**PROBLEM TO WORK ON**
Identify the lines that include the word "سورية", then copy all of them.

Start of LISTED ENTRIES

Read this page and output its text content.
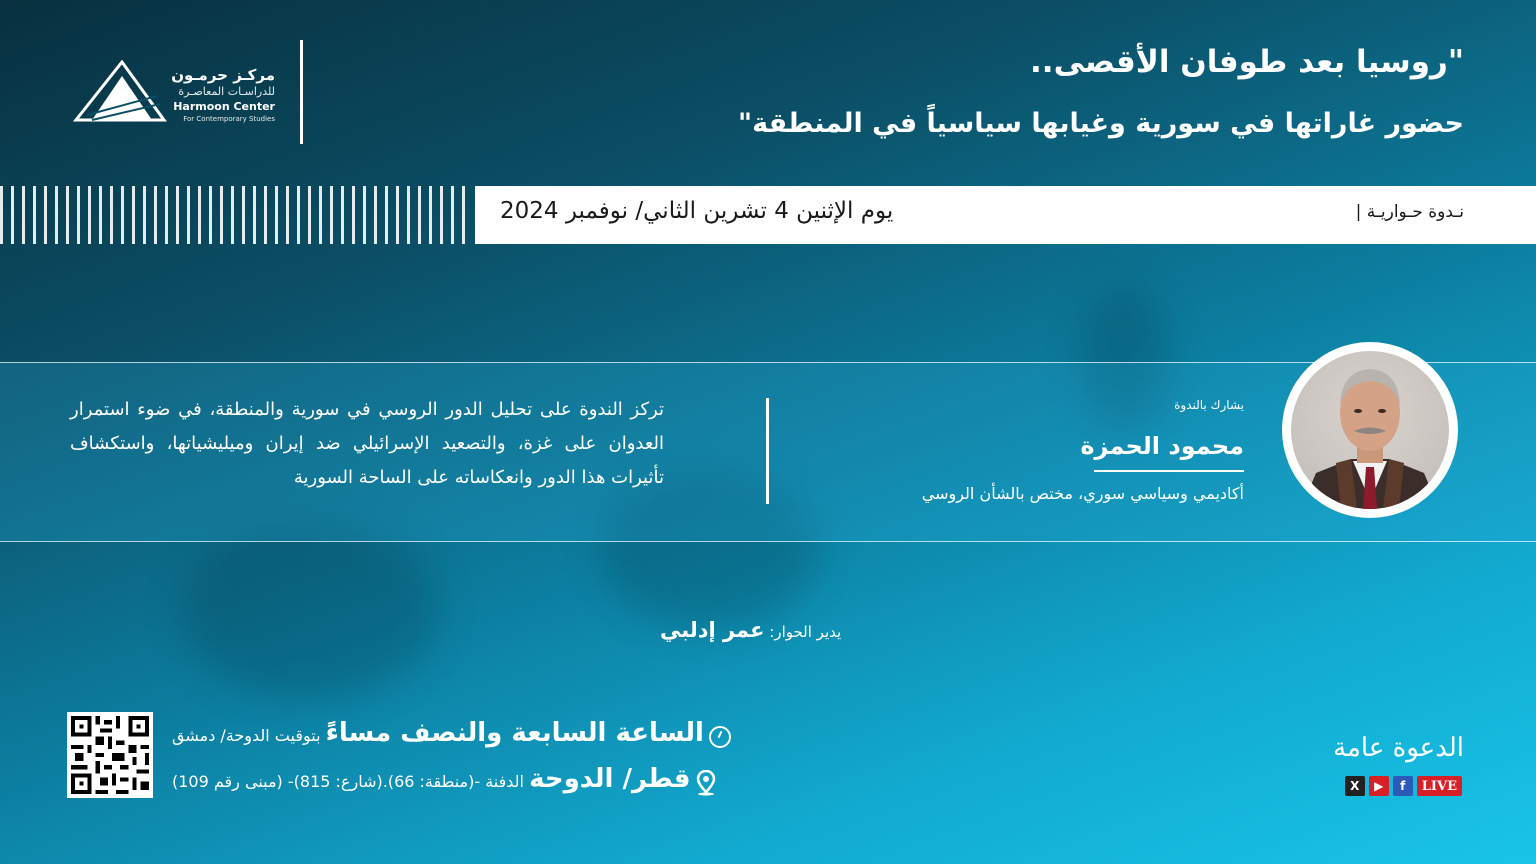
مركـز حرمـون
للدراسـات المعاصـرة
Harmoon Center
For Contemporary Studies
"روسيا بعد طوفان الأقصى..
حضور غاراتها في سورية وغيابها سياسياً في المنطقة"
نـدوة حـواريـة |
يوم الإثنين 4 تشرين الثاني/ نوفمبر 2024
يشارك بالندوة
محمود الحمزة
أكاديمي وسياسي سوري، مختص بالشأن الروسي
تركز الندوة على تحليل الدور الروسي في سورية والمنطقة، في ضوء استمرار العدوان على غزة، والتصعيد الإسرائيلي ضد إيران وميليشياتها، واستكشاف تأثيرات هذا الدور وانعكاساته على الساحة السورية
يدير الحوار: عمر إدلبي
الساعة السابعة والنصف مساءً بتوقيت الدوحة/ دمشق
قطر/ الدوحة الدفنة -(منطقة: 66).(شارع: 815)- (مبنى رقم 109)
الدعوة عامة
X	▶	f	LIVE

End of LISTED ENTRIES

**PROBLEM SOLUTION**
حضور غاراتها في سورية وغيابها سياسياً في المنطقة"
تركز الندوة على تحليل الدور الروسي في سورية والمنطقة، في ضوء استمرار العدوان على غزة، والتصعيد الإسرائيلي ضد إيران وميليشياتها، واستكشاف تأثيرات هذا الدور وانعكاساته على الساحة السورية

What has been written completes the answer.